Given text START


  10. Questions — doesn’t running your camera’s internet connection all the time (to upload photos to the cloud as they are taken) run down your battery? And run up your data bill?

    Comments — At home I back up to an external drive that sits on the desk behind the computer, and to one of a pair of “portable” externals that take turns going to the bank and sitting in our safe-deposit box. The vault at the bank is above ground level, so not in danger from floods. If something happens to the house, I’ll still have all of the pics but the newest ones………………

    On trips I travel with a chromebook which has zero storage. I carry flash drives with me, and back up to two different flash drives each night, one of which stays with me when I’m out and about, and the other of which stays in the hotel.

  11. After taking a photo/video in my Android phone, it is auto backup to Onedrive. When I delete the photo in my phone, the photo in the Onedrive is not deleted. Is there a way to set it so that when the photo is deleted from my phone it will also be deleted from Onedrive?

Given text END
Information provided START

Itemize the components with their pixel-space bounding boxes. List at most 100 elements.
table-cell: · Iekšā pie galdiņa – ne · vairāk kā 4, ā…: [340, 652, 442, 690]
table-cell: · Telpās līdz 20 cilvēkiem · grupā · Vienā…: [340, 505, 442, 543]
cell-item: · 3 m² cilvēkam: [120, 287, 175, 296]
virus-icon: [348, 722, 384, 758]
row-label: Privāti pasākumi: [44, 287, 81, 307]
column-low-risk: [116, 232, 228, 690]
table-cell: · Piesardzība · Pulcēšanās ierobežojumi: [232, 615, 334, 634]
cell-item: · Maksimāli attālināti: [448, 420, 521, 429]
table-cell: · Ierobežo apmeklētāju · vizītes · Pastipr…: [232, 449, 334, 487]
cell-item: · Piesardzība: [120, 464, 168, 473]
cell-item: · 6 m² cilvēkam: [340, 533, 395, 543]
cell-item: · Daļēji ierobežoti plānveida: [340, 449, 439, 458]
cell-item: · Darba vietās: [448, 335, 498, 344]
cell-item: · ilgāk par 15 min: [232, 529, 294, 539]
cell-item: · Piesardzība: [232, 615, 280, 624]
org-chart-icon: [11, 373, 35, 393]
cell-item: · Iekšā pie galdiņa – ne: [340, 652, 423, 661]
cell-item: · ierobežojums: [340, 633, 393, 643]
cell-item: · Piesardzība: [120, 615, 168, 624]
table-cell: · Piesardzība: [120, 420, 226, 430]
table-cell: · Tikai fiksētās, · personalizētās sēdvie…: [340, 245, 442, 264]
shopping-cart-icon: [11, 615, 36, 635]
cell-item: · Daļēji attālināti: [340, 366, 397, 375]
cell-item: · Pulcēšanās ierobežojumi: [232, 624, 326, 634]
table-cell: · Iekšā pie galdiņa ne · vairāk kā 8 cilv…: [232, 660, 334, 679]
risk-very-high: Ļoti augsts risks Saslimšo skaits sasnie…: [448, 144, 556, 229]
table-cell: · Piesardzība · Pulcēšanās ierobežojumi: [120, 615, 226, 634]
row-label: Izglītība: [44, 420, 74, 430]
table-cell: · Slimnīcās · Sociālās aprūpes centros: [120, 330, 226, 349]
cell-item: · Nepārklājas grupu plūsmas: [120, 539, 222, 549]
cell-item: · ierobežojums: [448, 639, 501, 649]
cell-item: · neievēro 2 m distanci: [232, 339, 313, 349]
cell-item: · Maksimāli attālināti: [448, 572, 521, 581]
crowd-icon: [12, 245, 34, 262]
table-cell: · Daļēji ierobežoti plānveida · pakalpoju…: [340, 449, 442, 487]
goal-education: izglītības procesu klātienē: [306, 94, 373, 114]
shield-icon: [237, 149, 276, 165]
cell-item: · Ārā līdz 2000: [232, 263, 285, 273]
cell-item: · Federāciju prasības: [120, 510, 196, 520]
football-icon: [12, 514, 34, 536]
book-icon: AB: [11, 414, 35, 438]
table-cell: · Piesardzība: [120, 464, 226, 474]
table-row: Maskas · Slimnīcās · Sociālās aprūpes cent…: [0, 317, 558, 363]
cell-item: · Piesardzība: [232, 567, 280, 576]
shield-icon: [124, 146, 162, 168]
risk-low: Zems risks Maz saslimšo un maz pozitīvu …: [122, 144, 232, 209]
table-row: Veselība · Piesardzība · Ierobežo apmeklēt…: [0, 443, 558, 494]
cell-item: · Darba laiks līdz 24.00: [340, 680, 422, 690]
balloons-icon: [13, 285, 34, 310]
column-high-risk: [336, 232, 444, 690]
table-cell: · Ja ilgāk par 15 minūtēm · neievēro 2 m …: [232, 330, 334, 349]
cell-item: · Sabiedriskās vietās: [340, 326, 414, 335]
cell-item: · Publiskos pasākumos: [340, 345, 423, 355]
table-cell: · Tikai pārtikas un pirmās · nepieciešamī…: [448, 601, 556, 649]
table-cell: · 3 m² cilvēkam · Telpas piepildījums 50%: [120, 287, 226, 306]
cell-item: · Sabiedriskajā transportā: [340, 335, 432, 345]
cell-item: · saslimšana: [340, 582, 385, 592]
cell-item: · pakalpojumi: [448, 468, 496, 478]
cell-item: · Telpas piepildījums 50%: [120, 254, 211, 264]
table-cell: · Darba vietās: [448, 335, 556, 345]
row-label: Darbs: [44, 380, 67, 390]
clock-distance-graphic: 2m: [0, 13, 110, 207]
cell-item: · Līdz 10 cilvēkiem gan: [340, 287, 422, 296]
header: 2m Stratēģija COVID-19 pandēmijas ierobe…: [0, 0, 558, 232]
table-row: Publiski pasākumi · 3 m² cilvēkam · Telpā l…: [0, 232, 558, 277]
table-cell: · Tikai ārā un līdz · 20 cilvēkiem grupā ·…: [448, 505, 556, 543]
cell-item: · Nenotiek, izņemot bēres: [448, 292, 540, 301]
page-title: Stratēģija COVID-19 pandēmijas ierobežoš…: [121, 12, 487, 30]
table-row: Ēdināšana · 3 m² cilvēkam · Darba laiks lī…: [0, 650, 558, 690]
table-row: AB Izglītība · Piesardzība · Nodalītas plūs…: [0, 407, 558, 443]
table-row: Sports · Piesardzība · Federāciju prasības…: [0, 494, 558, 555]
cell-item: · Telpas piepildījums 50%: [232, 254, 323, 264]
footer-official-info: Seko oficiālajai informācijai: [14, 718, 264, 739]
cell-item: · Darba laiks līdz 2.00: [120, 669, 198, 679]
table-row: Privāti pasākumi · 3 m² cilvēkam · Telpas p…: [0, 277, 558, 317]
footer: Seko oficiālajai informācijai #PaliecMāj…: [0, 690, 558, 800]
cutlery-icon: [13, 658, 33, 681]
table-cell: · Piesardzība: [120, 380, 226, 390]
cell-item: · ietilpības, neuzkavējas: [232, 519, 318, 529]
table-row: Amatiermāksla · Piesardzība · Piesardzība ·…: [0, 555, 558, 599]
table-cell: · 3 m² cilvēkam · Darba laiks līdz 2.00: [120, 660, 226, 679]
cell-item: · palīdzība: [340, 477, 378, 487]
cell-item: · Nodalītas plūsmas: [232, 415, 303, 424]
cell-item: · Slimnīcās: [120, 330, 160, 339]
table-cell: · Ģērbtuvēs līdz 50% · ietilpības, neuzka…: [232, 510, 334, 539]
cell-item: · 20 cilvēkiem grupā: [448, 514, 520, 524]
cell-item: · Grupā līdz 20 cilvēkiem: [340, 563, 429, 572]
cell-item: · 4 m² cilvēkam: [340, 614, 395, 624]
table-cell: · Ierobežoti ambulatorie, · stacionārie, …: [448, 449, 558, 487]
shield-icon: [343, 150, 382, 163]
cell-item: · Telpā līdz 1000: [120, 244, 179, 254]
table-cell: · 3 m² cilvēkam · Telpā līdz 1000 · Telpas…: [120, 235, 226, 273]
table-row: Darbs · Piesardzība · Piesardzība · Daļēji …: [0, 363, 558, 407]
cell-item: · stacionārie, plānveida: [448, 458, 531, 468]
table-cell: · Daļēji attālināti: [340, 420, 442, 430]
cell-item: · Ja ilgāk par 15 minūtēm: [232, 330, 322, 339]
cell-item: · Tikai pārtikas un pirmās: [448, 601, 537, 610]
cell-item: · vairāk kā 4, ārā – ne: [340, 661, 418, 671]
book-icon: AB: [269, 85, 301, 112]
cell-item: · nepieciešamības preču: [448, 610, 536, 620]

Information provided END

What the task asks
Write out the photo backup text word for word, from "10. Questions —" up to and including "in the hotel.".

Solution
10. Questions — doesn’t running your camera’s internet connection all the time (to upload photos to the cloud as they are taken) run down your battery? And run up your data bill?

    Comments — At home I back up to an external drive that sits on the desk behind the computer, and to one of a pair of “portable” externals that take turns going to the bank and sitting in our safe-deposit box. The vault at the bank is above ground level, so not in danger from floods. If something happens to the house, I’ll still have all of the pics but the newest ones………………

    On trips I travel with a chromebook which has zero storage. I carry flash drives with me, and back up to two different flash drives each night, one of which stays with me when I’m out and about, and the other of which stays in the hotel.